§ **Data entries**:
———

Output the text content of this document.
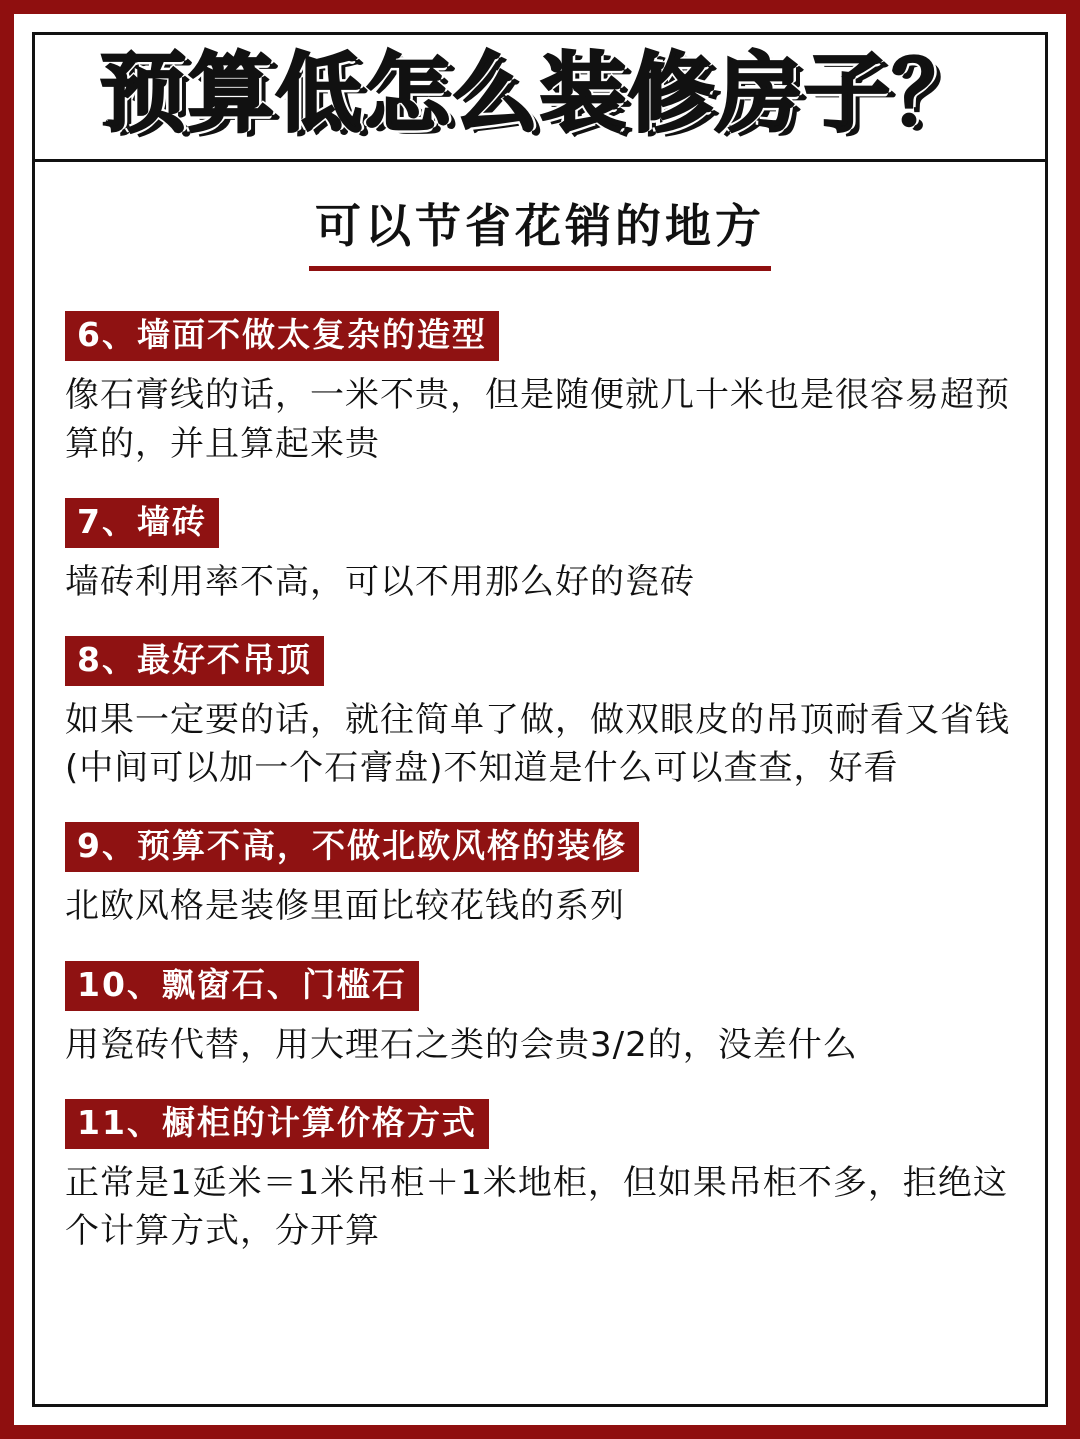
预算低怎么装修房子？
可以节省花销的地方
6、墙面不做太复杂的造型
像石膏线的话，一米不贵，但是随便就几十米也是很容易超预算的，并且算起来贵
7、墙砖
墙砖利用率不高，可以不用那么好的瓷砖
8、最好不吊顶
如果一定要的话，就往简单了做，做双眼皮的吊顶耐看又省钱(中间可以加一个石膏盘)不知道是什么可以查查，好看
9、预算不高，不做北欧风格的装修
北欧风格是装修里面比较花钱的系列
10、飘窗石、门槛石
用瓷砖代替，用大理石之类的会贵3/2的，没差什么
11、橱柜的计算价格方式
正常是1延米＝1米吊柜＋1米地柜，但如果吊柜不多，拒绝这个计算方式，分开算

———

§ **AIM**:
Each entry shown above must be quoted exactly, with its pictures left out.

§ **REPLY TO THE EXERCISE**:
Output the text content of this document.
预算低怎么装修房子？
可以节省花销的地方
6、墙面不做太复杂的造型
像石膏线的话，一米不贵，但是随便就几十米也是很容易超预算的，并且算起来贵
7、墙砖
墙砖利用率不高，可以不用那么好的瓷砖
8、最好不吊顶
如果一定要的话，就往简单了做，做双眼皮的吊顶耐看又省钱(中间可以加一个石膏盘)不知道是什么可以查查，好看
9、预算不高，不做北欧风格的装修
北欧风格是装修里面比较花钱的系列
10、飘窗石、门槛石
用瓷砖代替，用大理石之类的会贵3/2的，没差什么
11、橱柜的计算价格方式
正常是1延米＝1米吊柜＋1米地柜，但如果吊柜不多，拒绝这个计算方式，分开算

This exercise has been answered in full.